Stored records:
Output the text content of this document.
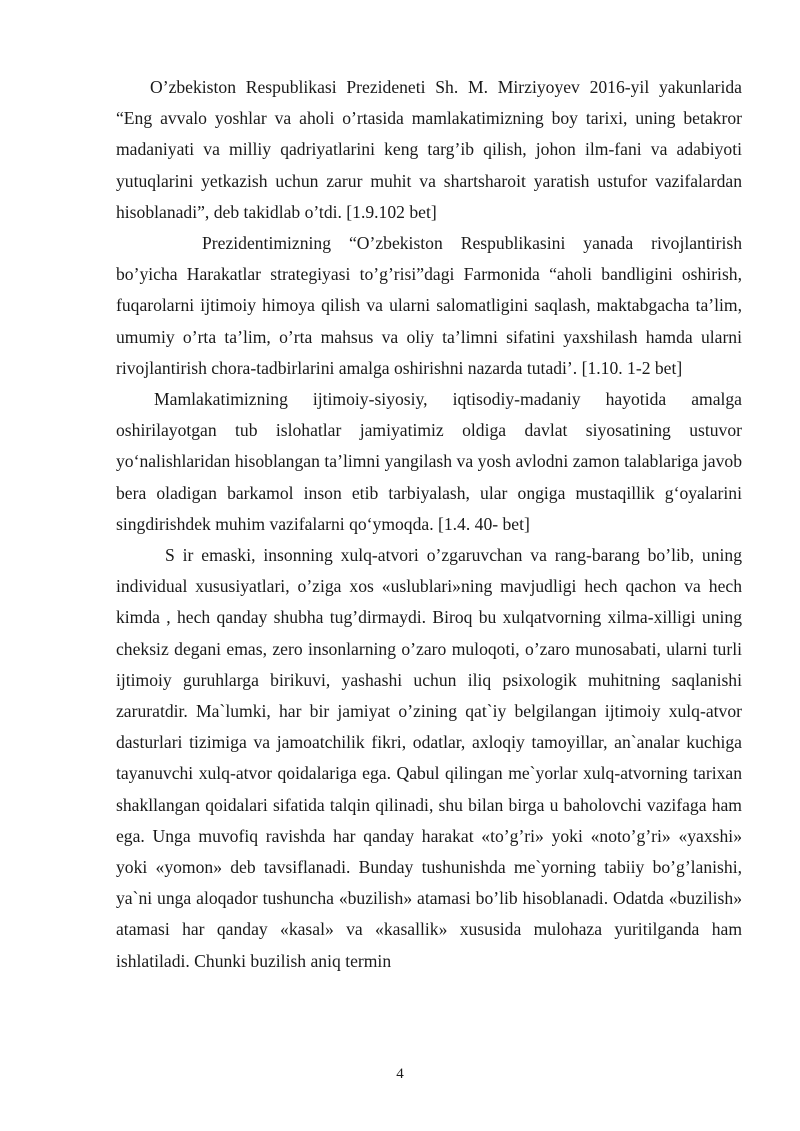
O’zbekiston Respublikasi Prezideneti Sh. M. Mirziyoyev 2016-yil yakunlarida “Eng avvalo yoshlar va aholi o’rtasida mamlakatimizning boy tarixi, uning betakror madaniyati va milliy qadriyatlarini keng targ’ib qilish, johon ilm-fani va adabiyoti yutuqlarini yetkazish uchun zarur muhit va shartsharoit yaratish ustufor vazifalardan hisoblanadi”, deb takidlab o’tdi. [1.9.102 bet]

Prezidentimizning “O’zbekiston Respublikasini yanada rivojlantirish bo’yicha Harakatlar strategiyasi to’g’risi”dagi Farmonida “aholi bandligini oshirish, fuqarolarni ijtimoiy himoya qilish va ularni salomatligini saqlash, maktabgacha ta’lim, umumiy o’rta ta’lim, o’rta mahsus va oliy ta’limni sifatini yaxshilash hamda ularni rivojlantirish chora-tadbirlarini amalga oshirishni nazarda tutadi’. [1.10. 1-2 bet]

Mamlakatimizning ijtimoiy-siyosiy, iqtisodiy-madaniy hayotida amalga oshirilayotgan tub islohatlar jamiyatimiz oldiga davlat siyosatining ustuvor yo‘nalishlaridan hisoblangan ta’limni yangilash va yosh avlodni zamon talablariga javob bera oladigan barkamol inson etib tarbiyalash, ular ongiga mustaqillik g‘oyalarini singdirishdek muhim vazifalarni qo‘ymoqda. [1.4. 40- bet]

S ir emaski, insonning xulq-atvori o’zgaruvchan va rang-barang bo’lib, uning individual xususiyatlari, o’ziga xos «uslublari»ning mavjudligi hech qachon va hech kimda , hech qanday shubha tug’dirmaydi. Biroq bu xulqatvorning xilma-xilligi uning cheksiz degani emas, zero insonlarning o’zaro muloqoti, o’zaro munosabati, ularni turli ijtimoiy guruhlarga birikuvi, yashashi uchun iliq psixologik muhitning saqlanishi zaruratdir. Ma`lumki, har bir jamiyat o’zining qat`iy belgilangan ijtimoiy xulq-atvor dasturlari tizimiga va jamoatchilik fikri, odatlar, axloqiy tamoyillar, an`analar kuchiga tayanuvchi xulq-atvor qoidalariga ega. Qabul qilingan me`yorlar xulq-atvorning tarixan shakllangan qoidalari sifatida talqin qilinadi, shu bilan birga u baholovchi vazifaga ham ega. Unga muvofiq ravishda har qanday harakat «to’g’ri» yoki «noto’g’ri» «yaxshi» yoki «yomon» deb tavsiflanadi. Bunday tushunishda me`yorning tabiiy bo’g’lanishi, ya`ni unga aloqador tushuncha «buzilish» atamasi bo’lib hisoblanadi. Odatda «buzilish» atamasi har qanday «kasal» va «kasallik» xususida mulohaza yuritilganda ham ishlatiladi. Chunki buzilish aniq termin

4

▸ **TASK DETAILS**: Check every line of the data, and copy the ones that contain "aholi".

▸ **ANSWER FOR THIS EXERCISE**:
O’zbekiston Respublikasi Prezideneti Sh. M. Mirziyoyev 2016-yil yakunlarida “Eng avvalo yoshlar va aholi o’rtasida mamlakatimizning boy tarixi, uning betakror madaniyati va milliy qadriyatlarini keng targ’ib qilish, johon ilm-fani va adabiyoti yutuqlarini yetkazish uchun zarur muhit va shartsharoit yaratish ustufor vazifalardan hisoblanadi”, deb takidlab o’tdi. [1.9.102 bet]
Prezidentimizning “O’zbekiston Respublikasini yanada rivojlantirish bo’yicha Harakatlar strategiyasi to’g’risi”dagi Farmonida “aholi bandligini oshirish, fuqarolarni ijtimoiy himoya qilish va ularni salomatligini saqlash, maktabgacha ta’lim, umumiy o’rta ta’lim, o’rta mahsus va oliy ta’limni sifatini yaxshilash hamda ularni rivojlantirish chora-tadbirlarini amalga oshirishni nazarda tutadi’. [1.10. 1-2 bet]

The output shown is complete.